Directions:
Output the material beneath this task exactly, images excluded.

Supplied information:
..........
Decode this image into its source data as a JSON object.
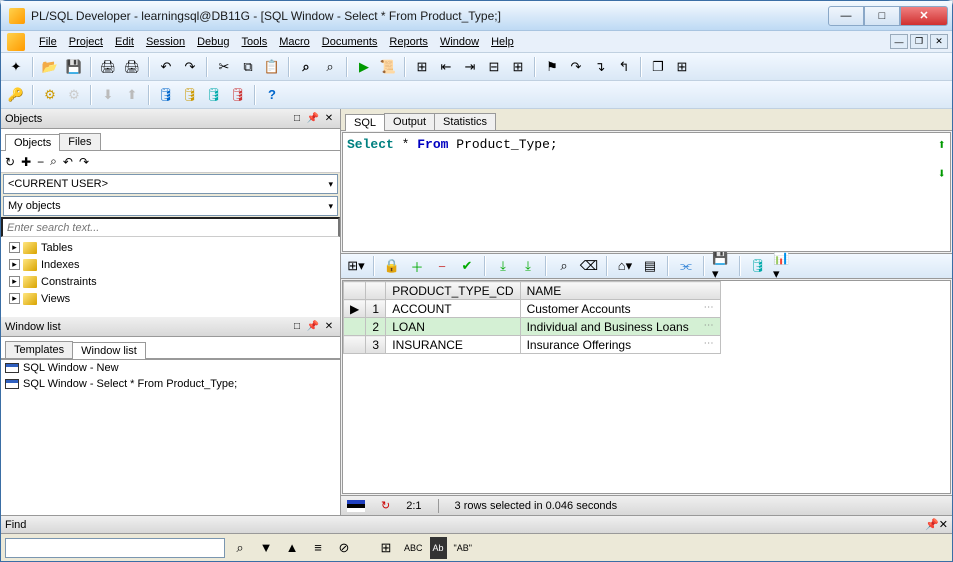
{
  "title": "PL/SQL Developer - learningsql@DB11G - [SQL Window - Select * From Product_Type;]",
  "menus": [
    "File",
    "Project",
    "Edit",
    "Session",
    "Debug",
    "Tools",
    "Macro",
    "Documents",
    "Reports",
    "Window",
    "Help"
  ],
  "objects": {
    "panel_title": "Objects",
    "tabs": [
      "Objects",
      "Files"
    ],
    "current_user": "<CURRENT USER>",
    "scope": "My objects",
    "search_placeholder": "Enter search text...",
    "tree": [
      "Tables",
      "Indexes",
      "Constraints",
      "Views"
    ]
  },
  "window_list": {
    "panel_title": "Window list",
    "tabs": [
      "Templates",
      "Window list"
    ],
    "items": [
      "SQL Window - New",
      "SQL Window - Select * From Product_Type;"
    ]
  },
  "sql": {
    "tabs": [
      "SQL",
      "Output",
      "Statistics"
    ],
    "query_select": "Select",
    "query_star": "*",
    "query_from": "From",
    "query_table": "Product_Type",
    "query_semi": ";"
  },
  "grid": {
    "columns": [
      "PRODUCT_TYPE_CD",
      "NAME"
    ],
    "rows": [
      {
        "n": "1",
        "cd": "ACCOUNT",
        "name": "Customer Accounts"
      },
      {
        "n": "2",
        "cd": "LOAN",
        "name": "Individual and Business Loans"
      },
      {
        "n": "3",
        "cd": "INSURANCE",
        "name": "Insurance Offerings"
      }
    ]
  },
  "status": {
    "pos": "2:1",
    "msg": "3 rows selected in 0.046 seconds"
  },
  "find": {
    "label": "Find",
    "abc": "ABC",
    "ab2": "\"AB\""
  }
}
..........
Answer:
Decode this image into its source data as a JSON object.
{
  "title": "PL/SQL Developer - learningsql@DB11G - [SQL Window - Select * From Product_Type;]",
  "menus": [
    "File",
    "Project",
    "Edit",
    "Session",
    "Debug",
    "Tools",
    "Macro",
    "Documents",
    "Reports",
    "Window",
    "Help"
  ],
  "objects": {
    "panel_title": "Objects",
    "tabs": [
      "Objects",
      "Files"
    ],
    "current_user": "<CURRENT USER>",
    "scope": "My objects",
    "search_placeholder": "Enter search text...",
    "tree": [
      "Tables",
      "Indexes",
      "Constraints",
      "Views"
    ]
  },
  "window_list": {
    "panel_title": "Window list",
    "tabs": [
      "Templates",
      "Window list"
    ],
    "items": [
      "SQL Window - New",
      "SQL Window - Select * From Product_Type;"
    ]
  },
  "sql": {
    "tabs": [
      "SQL",
      "Output",
      "Statistics"
    ],
    "query_select": "Select",
    "query_star": "*",
    "query_from": "From",
    "query_table": "Product_Type",
    "query_semi": ";"
  },
  "grid": {
    "columns": [
      "PRODUCT_TYPE_CD",
      "NAME"
    ],
    "rows": [
      {
        "n": "1",
        "cd": "ACCOUNT",
        "name": "Customer Accounts"
      },
      {
        "n": "2",
        "cd": "LOAN",
        "name": "Individual and Business Loans"
      },
      {
        "n": "3",
        "cd": "INSURANCE",
        "name": "Insurance Offerings"
      }
    ]
  },
  "status": {
    "pos": "2:1",
    "msg": "3 rows selected in 0.046 seconds"
  },
  "find": {
    "label": "Find",
    "abc": "ABC",
    "ab2": "\"AB\""
  }
}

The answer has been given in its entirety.